**TASK STATEMENT**
Identify the lines that contain the word "from" and copy each one.

**Stored data**

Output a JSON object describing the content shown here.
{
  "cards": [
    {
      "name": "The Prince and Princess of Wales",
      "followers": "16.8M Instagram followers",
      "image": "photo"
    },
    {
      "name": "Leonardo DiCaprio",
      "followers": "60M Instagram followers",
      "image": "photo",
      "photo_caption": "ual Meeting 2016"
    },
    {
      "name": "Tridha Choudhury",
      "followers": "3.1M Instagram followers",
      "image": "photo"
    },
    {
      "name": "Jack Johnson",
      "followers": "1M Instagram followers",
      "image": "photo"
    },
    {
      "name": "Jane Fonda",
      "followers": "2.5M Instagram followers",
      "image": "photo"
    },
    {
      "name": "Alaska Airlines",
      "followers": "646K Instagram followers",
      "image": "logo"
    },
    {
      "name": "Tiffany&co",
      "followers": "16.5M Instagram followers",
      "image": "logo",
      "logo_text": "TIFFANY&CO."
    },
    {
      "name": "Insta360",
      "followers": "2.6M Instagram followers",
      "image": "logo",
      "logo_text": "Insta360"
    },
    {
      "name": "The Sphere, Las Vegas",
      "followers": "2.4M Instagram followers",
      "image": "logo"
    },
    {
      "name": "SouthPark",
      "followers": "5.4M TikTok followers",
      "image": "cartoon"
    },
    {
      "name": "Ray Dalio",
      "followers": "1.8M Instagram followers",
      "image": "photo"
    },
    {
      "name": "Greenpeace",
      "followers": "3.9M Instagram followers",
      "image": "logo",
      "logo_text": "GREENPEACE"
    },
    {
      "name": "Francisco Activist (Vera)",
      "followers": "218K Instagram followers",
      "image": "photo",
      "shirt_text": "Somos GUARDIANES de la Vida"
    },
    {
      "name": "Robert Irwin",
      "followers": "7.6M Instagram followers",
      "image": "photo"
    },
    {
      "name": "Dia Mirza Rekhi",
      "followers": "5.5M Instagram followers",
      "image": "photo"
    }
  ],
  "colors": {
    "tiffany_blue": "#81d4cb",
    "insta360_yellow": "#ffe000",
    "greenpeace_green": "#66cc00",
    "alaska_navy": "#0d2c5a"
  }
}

--

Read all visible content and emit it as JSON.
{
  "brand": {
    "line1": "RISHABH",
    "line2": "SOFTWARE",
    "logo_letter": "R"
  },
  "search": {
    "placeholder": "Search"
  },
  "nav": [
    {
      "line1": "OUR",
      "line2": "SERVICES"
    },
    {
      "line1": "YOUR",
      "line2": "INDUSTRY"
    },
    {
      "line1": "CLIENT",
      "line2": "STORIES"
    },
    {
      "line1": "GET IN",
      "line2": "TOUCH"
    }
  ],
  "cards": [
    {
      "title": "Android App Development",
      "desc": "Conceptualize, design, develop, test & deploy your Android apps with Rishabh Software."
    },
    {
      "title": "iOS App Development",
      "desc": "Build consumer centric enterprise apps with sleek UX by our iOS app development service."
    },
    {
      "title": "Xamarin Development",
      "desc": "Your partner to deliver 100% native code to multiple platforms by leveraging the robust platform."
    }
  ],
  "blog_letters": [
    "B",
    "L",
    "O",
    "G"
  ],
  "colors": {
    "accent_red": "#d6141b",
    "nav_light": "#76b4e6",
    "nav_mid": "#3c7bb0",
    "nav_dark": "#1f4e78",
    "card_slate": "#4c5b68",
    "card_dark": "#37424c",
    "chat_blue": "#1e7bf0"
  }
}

* * *

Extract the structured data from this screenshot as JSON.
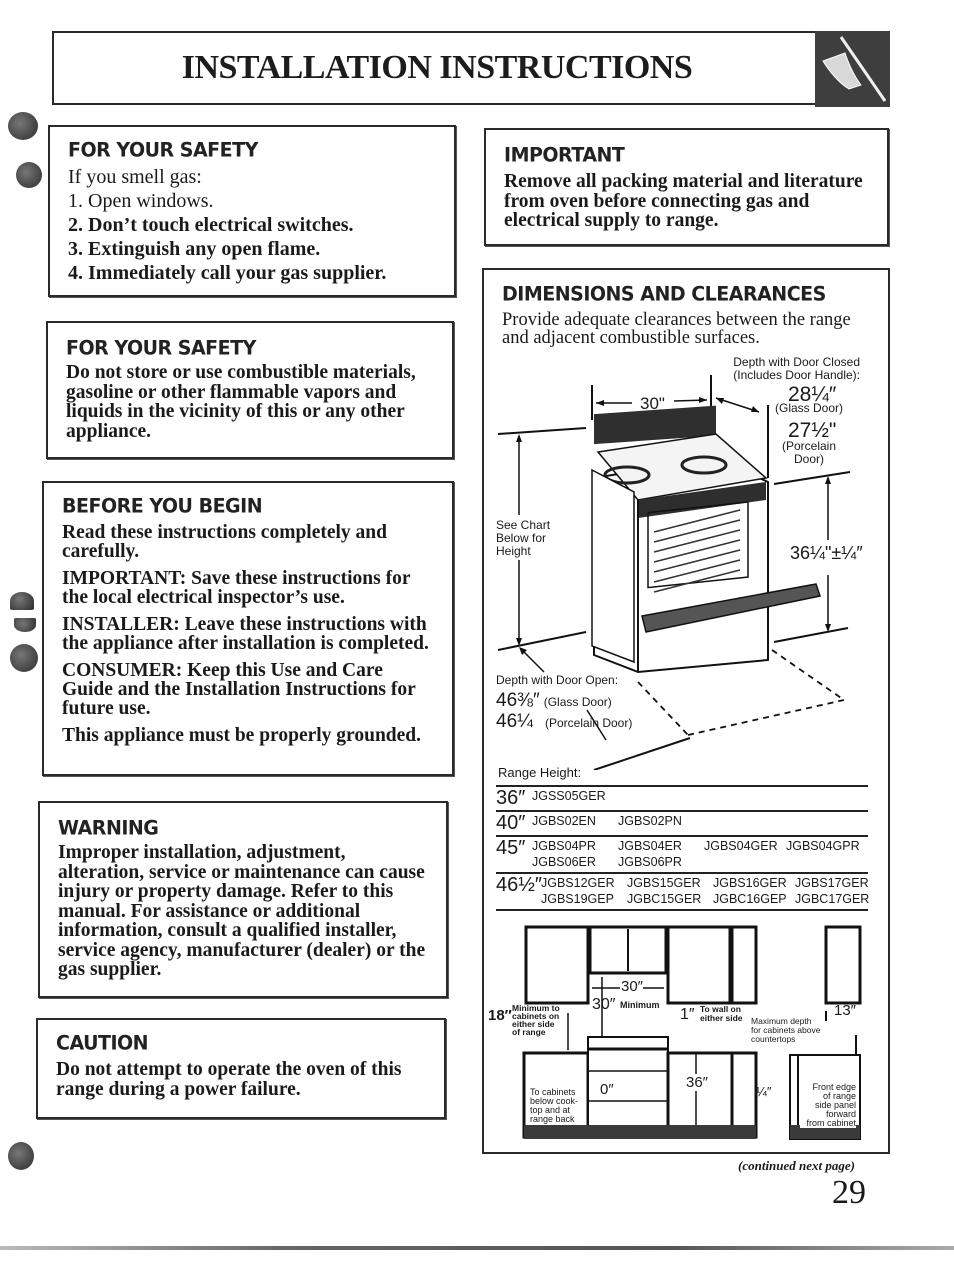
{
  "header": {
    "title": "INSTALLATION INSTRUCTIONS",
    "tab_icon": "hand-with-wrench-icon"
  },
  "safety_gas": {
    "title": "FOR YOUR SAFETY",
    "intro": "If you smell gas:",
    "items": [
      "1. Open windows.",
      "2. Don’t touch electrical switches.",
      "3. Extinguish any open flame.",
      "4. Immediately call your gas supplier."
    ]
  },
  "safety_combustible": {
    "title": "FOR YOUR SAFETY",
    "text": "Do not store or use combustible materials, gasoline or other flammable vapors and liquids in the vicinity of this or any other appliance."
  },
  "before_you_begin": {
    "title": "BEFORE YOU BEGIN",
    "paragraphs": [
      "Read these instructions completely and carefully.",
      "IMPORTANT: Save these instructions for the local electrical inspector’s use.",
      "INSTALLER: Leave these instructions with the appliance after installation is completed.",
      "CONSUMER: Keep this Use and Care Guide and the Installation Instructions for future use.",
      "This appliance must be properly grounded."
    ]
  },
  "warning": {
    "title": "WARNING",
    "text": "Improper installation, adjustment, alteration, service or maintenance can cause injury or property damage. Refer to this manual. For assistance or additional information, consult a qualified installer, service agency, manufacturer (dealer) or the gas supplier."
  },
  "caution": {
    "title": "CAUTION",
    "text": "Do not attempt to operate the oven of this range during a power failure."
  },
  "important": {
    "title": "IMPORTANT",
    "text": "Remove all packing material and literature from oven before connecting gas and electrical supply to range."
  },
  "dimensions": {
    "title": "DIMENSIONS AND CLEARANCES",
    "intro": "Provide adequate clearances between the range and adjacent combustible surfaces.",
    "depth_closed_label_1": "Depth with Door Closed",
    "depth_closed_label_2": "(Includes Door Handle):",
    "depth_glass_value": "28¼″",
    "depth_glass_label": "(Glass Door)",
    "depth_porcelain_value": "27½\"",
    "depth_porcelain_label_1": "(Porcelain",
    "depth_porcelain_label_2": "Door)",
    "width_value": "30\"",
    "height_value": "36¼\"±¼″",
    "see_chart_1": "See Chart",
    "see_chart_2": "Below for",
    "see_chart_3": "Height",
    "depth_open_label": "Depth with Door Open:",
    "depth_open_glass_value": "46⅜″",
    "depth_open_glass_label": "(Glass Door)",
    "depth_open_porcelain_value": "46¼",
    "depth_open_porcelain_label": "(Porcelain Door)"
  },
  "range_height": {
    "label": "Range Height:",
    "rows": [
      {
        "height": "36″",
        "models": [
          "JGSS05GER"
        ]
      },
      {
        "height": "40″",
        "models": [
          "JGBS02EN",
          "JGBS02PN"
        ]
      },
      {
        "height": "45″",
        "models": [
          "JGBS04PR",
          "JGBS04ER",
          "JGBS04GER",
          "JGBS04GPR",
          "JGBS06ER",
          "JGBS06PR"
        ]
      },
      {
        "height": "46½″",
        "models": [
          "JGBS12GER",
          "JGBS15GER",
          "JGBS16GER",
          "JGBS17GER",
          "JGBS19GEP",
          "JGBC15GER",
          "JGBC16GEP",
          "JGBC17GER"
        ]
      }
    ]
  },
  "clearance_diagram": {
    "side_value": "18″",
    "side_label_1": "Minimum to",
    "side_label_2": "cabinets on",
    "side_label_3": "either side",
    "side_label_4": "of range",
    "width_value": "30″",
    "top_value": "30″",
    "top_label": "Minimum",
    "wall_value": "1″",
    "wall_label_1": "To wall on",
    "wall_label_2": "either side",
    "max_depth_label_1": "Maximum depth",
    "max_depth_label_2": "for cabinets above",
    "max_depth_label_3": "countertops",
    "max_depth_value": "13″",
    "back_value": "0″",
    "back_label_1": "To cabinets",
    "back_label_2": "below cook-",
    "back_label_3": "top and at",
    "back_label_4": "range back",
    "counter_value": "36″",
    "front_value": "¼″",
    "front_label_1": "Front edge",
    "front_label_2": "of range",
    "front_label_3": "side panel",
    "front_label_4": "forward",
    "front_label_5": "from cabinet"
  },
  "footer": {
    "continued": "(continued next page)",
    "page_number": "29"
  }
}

**FULL ANSWER**
Extract the structured data from this screenshot as JSON.
    "text": "Remove all packing material and literature from oven before connecting gas and electrical supply to range."
    "front_label_5": "from cabinet"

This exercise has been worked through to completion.